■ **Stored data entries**
* start *
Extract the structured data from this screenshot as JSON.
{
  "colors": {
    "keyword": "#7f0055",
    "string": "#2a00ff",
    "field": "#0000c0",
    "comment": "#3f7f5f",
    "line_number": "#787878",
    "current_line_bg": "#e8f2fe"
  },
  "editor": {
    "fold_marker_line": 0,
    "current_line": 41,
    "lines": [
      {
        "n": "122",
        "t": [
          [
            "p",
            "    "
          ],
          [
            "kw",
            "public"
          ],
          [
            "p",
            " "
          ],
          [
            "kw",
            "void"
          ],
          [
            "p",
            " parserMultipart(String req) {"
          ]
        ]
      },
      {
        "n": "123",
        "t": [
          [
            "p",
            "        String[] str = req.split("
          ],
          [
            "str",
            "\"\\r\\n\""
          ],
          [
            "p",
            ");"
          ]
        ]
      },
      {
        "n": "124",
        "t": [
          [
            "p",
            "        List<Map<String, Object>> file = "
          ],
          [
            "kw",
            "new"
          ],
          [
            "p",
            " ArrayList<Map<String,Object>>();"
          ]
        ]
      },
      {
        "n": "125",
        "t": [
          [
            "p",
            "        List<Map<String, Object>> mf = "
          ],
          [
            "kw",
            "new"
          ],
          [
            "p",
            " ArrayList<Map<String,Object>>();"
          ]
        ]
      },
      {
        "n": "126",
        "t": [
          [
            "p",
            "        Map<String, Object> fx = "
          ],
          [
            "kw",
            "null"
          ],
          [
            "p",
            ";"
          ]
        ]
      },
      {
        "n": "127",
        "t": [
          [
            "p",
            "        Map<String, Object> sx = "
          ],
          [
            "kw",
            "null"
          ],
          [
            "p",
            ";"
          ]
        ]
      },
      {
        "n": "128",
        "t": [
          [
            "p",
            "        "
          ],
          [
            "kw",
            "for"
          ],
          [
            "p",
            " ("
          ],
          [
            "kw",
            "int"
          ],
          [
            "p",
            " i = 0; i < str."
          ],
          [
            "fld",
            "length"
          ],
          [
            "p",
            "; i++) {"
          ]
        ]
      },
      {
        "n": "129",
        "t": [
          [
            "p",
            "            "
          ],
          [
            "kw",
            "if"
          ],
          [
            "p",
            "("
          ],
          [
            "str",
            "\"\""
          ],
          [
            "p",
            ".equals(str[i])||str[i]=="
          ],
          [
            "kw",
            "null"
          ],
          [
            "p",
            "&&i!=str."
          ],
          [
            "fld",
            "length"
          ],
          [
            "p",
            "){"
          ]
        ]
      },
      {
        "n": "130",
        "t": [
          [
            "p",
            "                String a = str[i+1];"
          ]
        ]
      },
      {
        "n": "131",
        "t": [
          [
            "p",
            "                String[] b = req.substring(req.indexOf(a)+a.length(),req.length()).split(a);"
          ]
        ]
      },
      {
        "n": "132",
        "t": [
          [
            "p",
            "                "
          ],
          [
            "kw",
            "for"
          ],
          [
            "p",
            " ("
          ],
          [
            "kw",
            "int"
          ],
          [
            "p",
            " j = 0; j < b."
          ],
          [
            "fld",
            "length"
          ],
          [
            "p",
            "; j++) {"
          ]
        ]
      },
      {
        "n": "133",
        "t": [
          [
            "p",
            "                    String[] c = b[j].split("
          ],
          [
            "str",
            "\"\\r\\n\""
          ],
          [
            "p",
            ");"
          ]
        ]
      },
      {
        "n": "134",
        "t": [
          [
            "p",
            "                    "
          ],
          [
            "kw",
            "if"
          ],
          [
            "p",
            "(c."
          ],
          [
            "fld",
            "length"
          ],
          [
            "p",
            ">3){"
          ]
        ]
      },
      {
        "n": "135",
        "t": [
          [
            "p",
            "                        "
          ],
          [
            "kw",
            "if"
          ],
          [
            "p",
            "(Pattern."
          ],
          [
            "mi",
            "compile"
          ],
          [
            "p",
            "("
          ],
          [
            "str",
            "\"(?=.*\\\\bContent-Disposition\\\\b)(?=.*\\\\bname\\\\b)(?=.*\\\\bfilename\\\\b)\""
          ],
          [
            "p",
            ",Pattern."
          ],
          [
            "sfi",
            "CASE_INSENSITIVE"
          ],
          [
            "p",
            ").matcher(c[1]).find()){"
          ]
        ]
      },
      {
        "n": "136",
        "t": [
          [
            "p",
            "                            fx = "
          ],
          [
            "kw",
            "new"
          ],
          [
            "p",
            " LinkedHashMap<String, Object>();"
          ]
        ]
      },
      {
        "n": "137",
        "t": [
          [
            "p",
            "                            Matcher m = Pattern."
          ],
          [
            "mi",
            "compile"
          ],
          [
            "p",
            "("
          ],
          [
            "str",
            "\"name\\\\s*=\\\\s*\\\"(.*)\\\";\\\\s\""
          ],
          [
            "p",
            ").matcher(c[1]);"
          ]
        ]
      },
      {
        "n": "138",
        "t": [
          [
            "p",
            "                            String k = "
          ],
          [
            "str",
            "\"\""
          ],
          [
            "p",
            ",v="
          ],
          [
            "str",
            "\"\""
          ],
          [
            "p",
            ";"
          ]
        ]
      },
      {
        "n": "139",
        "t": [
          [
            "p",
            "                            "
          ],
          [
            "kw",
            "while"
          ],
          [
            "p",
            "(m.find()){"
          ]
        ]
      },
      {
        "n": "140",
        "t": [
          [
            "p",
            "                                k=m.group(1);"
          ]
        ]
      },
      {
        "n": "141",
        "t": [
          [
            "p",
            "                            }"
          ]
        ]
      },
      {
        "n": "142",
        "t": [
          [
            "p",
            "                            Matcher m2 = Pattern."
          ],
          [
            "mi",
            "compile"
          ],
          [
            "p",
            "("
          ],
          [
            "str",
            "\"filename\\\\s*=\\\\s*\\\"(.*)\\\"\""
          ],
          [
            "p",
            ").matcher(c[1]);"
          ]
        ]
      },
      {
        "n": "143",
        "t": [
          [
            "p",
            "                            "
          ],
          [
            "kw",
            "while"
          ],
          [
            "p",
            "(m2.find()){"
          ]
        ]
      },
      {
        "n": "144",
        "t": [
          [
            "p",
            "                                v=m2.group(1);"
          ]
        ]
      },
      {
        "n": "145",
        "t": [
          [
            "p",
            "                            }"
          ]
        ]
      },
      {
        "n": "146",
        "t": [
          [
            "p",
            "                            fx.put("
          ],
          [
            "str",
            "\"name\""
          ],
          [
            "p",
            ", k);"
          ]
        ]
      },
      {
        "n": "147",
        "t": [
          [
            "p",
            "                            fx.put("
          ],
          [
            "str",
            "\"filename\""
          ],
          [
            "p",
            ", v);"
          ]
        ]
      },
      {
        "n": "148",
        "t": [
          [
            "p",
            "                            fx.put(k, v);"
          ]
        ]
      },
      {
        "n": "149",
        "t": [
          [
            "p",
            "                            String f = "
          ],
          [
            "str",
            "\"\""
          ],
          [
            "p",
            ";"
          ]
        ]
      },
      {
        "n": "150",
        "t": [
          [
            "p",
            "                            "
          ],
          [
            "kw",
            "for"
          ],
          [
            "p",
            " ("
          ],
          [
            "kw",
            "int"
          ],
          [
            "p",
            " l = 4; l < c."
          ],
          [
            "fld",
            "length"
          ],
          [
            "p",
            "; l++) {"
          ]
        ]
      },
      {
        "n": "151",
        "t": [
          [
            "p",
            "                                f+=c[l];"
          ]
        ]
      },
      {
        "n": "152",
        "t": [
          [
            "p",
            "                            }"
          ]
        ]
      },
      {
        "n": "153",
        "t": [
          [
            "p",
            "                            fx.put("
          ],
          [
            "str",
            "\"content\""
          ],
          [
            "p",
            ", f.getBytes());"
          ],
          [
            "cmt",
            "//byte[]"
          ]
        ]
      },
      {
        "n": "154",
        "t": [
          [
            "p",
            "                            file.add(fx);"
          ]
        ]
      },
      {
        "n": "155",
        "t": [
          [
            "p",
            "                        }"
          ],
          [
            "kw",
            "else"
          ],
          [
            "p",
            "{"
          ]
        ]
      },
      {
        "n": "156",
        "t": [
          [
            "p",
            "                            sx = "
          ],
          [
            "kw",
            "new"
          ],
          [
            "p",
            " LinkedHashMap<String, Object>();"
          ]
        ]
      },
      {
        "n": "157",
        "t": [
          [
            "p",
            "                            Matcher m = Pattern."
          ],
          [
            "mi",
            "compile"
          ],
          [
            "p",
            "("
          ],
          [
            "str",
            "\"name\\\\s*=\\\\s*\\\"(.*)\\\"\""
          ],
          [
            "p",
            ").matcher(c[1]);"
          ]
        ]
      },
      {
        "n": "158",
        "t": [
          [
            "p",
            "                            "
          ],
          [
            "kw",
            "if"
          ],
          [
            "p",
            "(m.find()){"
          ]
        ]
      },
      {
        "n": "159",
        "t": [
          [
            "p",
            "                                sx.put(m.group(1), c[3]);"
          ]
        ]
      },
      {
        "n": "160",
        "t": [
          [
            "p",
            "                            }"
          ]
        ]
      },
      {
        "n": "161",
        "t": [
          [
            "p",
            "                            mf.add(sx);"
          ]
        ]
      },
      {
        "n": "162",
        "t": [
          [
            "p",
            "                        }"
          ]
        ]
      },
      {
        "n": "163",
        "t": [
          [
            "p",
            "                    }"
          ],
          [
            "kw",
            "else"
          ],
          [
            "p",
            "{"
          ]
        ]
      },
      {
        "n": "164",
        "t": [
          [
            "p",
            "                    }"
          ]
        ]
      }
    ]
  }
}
* end *
■ **Instruction**
Select every line above that contains the word "Pattern", and copy it.

■ **Solved exercise**
            "(Pattern."
            ",Pattern."
            "                            Matcher m = Pattern."
            "                            Matcher m2 = Pattern."
            "                            Matcher m = Pattern."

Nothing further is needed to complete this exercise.